-- START --

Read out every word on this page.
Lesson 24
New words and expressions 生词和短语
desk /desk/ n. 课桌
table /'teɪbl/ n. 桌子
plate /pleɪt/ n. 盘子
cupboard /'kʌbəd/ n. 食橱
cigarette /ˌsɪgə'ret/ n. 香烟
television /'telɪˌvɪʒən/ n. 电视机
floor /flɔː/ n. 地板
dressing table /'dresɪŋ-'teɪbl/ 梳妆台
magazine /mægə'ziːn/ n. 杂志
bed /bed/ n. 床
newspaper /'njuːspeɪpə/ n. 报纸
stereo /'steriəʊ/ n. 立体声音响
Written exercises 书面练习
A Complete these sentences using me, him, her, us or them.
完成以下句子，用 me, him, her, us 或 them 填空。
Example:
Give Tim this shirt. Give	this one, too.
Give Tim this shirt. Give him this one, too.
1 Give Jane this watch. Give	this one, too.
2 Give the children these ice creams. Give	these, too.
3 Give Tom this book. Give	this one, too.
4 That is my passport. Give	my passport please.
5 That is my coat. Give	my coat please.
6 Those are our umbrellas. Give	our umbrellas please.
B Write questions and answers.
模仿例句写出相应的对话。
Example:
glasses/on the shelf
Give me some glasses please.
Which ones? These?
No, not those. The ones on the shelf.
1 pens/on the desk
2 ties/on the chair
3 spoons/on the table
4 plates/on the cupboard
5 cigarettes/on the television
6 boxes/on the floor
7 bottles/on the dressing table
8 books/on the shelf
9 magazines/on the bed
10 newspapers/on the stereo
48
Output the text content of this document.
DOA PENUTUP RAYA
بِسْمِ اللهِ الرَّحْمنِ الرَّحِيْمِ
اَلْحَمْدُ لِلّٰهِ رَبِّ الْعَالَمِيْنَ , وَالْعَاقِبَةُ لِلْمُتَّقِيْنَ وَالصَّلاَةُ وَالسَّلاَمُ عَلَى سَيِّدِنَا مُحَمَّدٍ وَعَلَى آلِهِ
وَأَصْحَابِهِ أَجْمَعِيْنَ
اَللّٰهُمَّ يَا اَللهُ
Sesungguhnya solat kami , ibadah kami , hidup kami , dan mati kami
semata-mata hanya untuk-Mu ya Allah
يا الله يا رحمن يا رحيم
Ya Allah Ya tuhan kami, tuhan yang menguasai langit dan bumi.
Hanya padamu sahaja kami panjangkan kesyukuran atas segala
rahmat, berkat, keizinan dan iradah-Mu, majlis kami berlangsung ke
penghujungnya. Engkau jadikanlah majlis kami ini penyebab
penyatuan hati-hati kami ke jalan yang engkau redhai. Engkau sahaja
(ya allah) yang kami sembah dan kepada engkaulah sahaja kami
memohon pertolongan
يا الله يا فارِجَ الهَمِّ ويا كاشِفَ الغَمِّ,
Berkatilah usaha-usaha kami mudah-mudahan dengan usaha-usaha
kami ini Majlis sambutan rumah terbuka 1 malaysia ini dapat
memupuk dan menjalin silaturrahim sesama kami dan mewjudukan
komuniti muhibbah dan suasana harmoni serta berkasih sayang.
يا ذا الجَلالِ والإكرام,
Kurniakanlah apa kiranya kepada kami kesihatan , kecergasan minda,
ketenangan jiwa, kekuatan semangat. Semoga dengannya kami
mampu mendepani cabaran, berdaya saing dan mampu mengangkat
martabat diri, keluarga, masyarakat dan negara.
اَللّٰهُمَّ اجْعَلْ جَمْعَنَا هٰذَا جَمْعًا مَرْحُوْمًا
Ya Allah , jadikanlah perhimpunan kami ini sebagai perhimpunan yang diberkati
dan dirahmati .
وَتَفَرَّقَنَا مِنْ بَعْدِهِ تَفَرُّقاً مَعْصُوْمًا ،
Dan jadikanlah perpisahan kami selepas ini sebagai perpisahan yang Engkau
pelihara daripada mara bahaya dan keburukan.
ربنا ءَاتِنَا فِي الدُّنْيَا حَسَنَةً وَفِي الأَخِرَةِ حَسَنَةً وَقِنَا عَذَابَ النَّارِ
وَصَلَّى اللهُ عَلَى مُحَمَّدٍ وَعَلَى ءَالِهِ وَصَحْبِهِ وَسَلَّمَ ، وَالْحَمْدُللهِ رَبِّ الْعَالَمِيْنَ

-- END --

### TASK TO CARRY OUT
Every line of the material must be returned exactly as it appears.

### COMPLETED EXERCISE
Read out every word on this page.
Lesson 24
New words and expressions 生词和短语
desk /desk/ n. 课桌
table /'teɪbl/ n. 桌子
plate /pleɪt/ n. 盘子
cupboard /'kʌbəd/ n. 食橱
cigarette /ˌsɪgə'ret/ n. 香烟
television /'telɪˌvɪʒən/ n. 电视机
floor /flɔː/ n. 地板
dressing table /'dresɪŋ-'teɪbl/ 梳妆台
magazine /mægə'ziːn/ n. 杂志
bed /bed/ n. 床
newspaper /'njuːspeɪpə/ n. 报纸
stereo /'steriəʊ/ n. 立体声音响
Written exercises 书面练习
A Complete these sentences using me, him, her, us or them.
完成以下句子，用 me, him, her, us 或 them 填空。
Example:
Give Tim this shirt. Give	this one, too.
Give Tim this shirt. Give him this one, too.
1 Give Jane this watch. Give	this one, too.
2 Give the children these ice creams. Give	these, too.
3 Give Tom this book. Give	this one, too.
4 That is my passport. Give	my passport please.
5 That is my coat. Give	my coat please.
6 Those are our umbrellas. Give	our umbrellas please.
B Write questions and answers.
模仿例句写出相应的对话。
Example:
glasses/on the shelf
Give me some glasses please.
Which ones? These?
No, not those. The ones on the shelf.
1 pens/on the desk
2 ties/on the chair
3 spoons/on the table
4 plates/on the cupboard
5 cigarettes/on the television
6 boxes/on the floor
7 bottles/on the dressing table
8 books/on the shelf
9 magazines/on the bed
10 newspapers/on the stereo
48
Output the text content of this document.
DOA PENUTUP RAYA
بِسْمِ اللهِ الرَّحْمنِ الرَّحِيْمِ
اَلْحَمْدُ لِلّٰهِ رَبِّ الْعَالَمِيْنَ , وَالْعَاقِبَةُ لِلْمُتَّقِيْنَ وَالصَّلاَةُ وَالسَّلاَمُ عَلَى سَيِّدِنَا مُحَمَّدٍ وَعَلَى آلِهِ
وَأَصْحَابِهِ أَجْمَعِيْنَ
اَللّٰهُمَّ يَا اَللهُ
Sesungguhnya solat kami , ibadah kami , hidup kami , dan mati kami
semata-mata hanya untuk-Mu ya Allah
يا الله يا رحمن يا رحيم
Ya Allah Ya tuhan kami, tuhan yang menguasai langit dan bumi.
Hanya padamu sahaja kami panjangkan kesyukuran atas segala
rahmat, berkat, keizinan dan iradah-Mu, majlis kami berlangsung ke
penghujungnya. Engkau jadikanlah majlis kami ini penyebab
penyatuan hati-hati kami ke jalan yang engkau redhai. Engkau sahaja
(ya allah) yang kami sembah dan kepada engkaulah sahaja kami
memohon pertolongan
يا الله يا فارِجَ الهَمِّ ويا كاشِفَ الغَمِّ,
Berkatilah usaha-usaha kami mudah-mudahan dengan usaha-usaha
kami ini Majlis sambutan rumah terbuka 1 malaysia ini dapat
memupuk dan menjalin silaturrahim sesama kami dan mewjudukan
komuniti muhibbah dan suasana harmoni serta berkasih sayang.
يا ذا الجَلالِ والإكرام,
Kurniakanlah apa kiranya kepada kami kesihatan , kecergasan minda,
ketenangan jiwa, kekuatan semangat. Semoga dengannya kami
mampu mendepani cabaran, berdaya saing dan mampu mengangkat
martabat diri, keluarga, masyarakat dan negara.
اَللّٰهُمَّ اجْعَلْ جَمْعَنَا هٰذَا جَمْعًا مَرْحُوْمًا
Ya Allah , jadikanlah perhimpunan kami ini sebagai perhimpunan yang diberkati
dan dirahmati .
وَتَفَرَّقَنَا مِنْ بَعْدِهِ تَفَرُّقاً مَعْصُوْمًا ،
Dan jadikanlah perpisahan kami selepas ini sebagai perpisahan yang Engkau
pelihara daripada mara bahaya dan keburukan.
ربنا ءَاتِنَا فِي الدُّنْيَا حَسَنَةً وَفِي الأَخِرَةِ حَسَنَةً وَقِنَا عَذَابَ النَّارِ
وَصَلَّى اللهُ عَلَى مُحَمَّدٍ وَعَلَى ءَالِهِ وَصَحْبِهِ وَسَلَّمَ ، وَالْحَمْدُللهِ رَبِّ الْعَالَمِيْنَ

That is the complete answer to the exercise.